Only a number is required: how many lines of the material contain the word "Ruby"?

**** Task inputs ****

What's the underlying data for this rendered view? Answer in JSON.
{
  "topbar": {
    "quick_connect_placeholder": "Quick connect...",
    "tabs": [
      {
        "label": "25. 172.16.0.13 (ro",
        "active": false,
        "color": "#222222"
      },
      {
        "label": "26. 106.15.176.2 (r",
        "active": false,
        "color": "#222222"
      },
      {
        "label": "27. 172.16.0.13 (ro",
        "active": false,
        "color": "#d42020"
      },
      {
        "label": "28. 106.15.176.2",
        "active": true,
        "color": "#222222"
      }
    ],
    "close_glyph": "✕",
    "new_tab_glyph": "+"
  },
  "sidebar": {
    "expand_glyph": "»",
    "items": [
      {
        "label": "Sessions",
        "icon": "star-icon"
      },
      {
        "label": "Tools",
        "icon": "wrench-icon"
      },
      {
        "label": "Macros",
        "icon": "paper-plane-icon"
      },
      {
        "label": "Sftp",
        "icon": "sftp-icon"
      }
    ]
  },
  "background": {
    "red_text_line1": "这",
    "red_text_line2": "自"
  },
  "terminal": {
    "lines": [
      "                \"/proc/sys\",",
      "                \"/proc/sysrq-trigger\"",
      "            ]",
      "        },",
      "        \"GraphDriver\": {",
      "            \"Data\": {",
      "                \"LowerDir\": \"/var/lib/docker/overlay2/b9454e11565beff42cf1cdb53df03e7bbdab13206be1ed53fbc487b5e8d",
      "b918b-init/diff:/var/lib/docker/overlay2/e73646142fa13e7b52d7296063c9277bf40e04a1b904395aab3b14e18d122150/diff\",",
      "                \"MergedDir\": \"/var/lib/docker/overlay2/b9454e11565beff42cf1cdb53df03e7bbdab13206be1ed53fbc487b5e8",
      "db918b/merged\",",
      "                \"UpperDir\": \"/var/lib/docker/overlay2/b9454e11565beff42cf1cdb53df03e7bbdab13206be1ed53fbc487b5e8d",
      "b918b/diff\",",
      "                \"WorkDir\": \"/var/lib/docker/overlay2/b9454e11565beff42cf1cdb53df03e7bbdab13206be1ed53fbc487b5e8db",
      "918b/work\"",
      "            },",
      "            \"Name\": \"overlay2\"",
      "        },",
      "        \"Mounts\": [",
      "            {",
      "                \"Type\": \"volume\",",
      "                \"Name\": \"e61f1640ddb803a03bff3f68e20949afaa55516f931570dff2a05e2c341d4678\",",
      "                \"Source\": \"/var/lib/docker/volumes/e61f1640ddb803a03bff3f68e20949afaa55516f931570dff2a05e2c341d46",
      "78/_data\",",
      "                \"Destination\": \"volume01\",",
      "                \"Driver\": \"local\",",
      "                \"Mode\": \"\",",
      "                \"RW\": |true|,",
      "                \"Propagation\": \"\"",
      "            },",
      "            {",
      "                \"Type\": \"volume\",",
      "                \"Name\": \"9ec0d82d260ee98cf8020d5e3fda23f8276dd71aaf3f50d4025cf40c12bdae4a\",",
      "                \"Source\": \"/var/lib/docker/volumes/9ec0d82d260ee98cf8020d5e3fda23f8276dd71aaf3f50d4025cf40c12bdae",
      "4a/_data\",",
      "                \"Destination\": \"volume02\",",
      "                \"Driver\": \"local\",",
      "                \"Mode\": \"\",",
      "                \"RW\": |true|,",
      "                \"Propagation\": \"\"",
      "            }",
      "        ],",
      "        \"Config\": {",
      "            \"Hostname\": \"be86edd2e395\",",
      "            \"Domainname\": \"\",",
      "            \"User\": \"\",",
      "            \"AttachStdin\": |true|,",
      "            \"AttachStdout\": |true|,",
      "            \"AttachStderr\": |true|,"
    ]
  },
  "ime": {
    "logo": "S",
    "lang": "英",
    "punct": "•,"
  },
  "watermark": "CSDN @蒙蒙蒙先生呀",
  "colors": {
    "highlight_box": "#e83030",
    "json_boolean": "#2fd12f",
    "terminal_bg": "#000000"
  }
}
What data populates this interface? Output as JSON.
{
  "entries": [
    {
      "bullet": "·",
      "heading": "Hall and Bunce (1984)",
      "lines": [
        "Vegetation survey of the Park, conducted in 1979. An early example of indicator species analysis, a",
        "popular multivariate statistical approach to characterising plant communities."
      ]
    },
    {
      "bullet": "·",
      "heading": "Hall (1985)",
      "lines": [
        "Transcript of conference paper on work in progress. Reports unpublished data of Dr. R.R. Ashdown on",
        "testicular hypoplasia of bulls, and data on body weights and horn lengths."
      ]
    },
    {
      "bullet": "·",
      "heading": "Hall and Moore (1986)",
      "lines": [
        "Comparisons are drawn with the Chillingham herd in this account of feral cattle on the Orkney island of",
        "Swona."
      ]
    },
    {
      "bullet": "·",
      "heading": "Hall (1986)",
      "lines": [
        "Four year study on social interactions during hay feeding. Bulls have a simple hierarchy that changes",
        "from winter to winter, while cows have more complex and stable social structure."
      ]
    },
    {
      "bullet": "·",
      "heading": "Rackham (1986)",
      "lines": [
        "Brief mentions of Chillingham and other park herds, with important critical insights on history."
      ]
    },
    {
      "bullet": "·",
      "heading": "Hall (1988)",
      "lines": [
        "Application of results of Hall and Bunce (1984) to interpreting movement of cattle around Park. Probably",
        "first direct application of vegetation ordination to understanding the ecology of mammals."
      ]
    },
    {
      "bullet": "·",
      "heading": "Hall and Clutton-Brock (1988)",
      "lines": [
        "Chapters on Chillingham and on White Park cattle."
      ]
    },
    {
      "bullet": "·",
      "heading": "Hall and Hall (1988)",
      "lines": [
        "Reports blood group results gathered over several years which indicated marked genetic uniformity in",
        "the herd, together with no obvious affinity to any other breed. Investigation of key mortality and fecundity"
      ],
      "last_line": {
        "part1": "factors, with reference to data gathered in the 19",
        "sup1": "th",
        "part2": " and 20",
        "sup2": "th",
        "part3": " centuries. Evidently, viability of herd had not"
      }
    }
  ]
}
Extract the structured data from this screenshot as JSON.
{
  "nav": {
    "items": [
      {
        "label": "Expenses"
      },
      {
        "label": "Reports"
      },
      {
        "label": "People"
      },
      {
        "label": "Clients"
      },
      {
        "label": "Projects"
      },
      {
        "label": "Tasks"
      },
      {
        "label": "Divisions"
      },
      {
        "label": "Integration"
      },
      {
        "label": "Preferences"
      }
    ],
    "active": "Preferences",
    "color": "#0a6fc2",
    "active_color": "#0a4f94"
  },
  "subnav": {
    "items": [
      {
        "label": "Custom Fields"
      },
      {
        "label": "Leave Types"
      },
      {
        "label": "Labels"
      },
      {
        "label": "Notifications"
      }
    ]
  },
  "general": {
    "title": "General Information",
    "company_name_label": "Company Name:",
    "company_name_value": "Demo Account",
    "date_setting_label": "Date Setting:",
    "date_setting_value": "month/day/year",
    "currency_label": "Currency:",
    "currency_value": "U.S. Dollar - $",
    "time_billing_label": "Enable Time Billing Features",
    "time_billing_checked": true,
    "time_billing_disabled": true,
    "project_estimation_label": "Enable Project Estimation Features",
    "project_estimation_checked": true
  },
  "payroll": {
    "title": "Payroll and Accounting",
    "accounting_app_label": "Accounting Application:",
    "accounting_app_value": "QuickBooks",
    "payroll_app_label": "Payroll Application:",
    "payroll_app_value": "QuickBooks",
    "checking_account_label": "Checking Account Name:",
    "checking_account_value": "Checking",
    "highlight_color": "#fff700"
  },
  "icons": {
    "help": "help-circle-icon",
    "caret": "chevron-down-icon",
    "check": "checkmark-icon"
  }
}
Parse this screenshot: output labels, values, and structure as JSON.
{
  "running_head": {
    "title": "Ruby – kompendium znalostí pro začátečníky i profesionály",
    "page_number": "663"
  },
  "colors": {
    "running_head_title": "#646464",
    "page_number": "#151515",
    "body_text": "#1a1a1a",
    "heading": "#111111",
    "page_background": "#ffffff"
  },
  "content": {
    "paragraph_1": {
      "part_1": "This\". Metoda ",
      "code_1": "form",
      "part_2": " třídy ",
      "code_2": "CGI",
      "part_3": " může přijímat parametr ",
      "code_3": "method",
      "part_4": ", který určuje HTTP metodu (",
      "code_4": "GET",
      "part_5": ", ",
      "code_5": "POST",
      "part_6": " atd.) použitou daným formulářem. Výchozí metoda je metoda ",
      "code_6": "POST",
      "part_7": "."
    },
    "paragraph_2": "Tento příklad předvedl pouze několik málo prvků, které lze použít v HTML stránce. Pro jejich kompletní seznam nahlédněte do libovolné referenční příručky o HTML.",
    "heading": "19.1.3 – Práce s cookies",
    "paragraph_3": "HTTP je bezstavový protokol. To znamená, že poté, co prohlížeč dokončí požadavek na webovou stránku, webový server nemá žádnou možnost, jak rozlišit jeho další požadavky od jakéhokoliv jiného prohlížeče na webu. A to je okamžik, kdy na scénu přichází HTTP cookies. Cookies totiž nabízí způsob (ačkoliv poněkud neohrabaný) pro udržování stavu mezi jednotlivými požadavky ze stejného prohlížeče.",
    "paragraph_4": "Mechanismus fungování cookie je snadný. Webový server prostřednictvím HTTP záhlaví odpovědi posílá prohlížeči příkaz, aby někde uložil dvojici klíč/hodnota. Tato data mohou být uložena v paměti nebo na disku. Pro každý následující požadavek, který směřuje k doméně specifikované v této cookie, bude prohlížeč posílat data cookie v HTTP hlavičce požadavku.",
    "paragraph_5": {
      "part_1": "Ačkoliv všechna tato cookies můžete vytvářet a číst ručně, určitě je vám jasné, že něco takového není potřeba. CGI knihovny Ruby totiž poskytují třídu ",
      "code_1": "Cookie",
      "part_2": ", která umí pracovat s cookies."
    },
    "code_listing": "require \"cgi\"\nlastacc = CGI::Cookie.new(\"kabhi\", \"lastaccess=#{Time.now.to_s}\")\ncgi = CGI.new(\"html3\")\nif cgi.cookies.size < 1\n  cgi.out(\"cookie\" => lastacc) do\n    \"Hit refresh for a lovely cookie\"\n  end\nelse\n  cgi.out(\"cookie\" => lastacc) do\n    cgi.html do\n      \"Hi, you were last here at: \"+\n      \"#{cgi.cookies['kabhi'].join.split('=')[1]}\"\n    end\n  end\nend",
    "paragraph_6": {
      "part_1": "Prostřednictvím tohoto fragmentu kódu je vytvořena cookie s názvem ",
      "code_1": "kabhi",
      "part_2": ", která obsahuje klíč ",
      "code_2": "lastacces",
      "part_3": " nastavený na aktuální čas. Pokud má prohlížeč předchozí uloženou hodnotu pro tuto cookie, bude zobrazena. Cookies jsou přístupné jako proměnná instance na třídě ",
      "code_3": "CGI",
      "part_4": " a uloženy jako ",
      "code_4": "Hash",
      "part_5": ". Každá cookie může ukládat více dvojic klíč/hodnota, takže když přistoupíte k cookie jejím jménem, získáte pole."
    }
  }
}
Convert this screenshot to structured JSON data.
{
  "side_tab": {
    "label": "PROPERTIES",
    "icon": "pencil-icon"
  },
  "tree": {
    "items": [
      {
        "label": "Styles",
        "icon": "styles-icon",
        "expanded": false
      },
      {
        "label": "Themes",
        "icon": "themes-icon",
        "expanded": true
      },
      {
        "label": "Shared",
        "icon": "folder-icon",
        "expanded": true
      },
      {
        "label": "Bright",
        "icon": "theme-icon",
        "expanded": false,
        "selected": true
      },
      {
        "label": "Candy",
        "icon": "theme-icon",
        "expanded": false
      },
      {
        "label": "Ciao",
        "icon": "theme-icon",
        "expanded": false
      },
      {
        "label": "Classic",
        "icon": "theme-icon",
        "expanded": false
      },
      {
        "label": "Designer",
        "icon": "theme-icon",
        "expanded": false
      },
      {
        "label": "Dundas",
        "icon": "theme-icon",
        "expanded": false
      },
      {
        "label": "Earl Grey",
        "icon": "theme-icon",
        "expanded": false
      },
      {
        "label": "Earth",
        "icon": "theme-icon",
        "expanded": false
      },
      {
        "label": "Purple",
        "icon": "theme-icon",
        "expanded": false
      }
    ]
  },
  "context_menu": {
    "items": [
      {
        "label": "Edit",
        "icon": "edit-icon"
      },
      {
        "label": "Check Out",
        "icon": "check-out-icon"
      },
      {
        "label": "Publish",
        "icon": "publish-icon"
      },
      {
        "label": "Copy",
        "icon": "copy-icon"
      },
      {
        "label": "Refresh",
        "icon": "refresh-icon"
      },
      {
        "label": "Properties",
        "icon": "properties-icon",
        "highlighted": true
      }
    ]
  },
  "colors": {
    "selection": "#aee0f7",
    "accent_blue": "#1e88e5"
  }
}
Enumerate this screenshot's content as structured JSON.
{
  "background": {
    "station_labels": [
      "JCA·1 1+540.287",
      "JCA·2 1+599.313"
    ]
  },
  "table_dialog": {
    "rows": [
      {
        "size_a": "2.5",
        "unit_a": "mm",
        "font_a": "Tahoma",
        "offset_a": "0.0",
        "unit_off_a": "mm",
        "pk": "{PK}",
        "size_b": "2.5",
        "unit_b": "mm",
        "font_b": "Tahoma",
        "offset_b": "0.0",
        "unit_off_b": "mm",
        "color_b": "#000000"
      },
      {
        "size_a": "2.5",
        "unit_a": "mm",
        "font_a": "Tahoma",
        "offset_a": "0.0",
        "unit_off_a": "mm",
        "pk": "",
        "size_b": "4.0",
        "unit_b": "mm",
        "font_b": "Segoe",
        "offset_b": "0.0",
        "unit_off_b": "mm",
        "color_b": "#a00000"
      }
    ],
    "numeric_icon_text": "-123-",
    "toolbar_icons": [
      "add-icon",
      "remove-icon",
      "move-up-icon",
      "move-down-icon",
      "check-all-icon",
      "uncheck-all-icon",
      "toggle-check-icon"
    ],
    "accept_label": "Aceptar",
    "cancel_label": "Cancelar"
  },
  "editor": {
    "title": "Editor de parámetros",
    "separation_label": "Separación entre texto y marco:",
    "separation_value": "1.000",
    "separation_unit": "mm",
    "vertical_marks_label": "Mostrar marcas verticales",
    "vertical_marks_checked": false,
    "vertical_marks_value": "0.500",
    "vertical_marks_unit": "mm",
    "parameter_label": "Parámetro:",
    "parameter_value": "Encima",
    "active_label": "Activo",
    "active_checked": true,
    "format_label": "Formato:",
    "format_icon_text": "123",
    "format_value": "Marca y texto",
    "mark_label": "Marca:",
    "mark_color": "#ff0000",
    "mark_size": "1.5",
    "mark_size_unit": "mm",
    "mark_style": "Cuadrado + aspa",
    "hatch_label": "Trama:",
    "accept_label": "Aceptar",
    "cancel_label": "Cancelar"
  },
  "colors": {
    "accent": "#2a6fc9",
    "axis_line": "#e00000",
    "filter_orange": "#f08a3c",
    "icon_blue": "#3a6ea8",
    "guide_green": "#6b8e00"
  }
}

****

Written solution: 2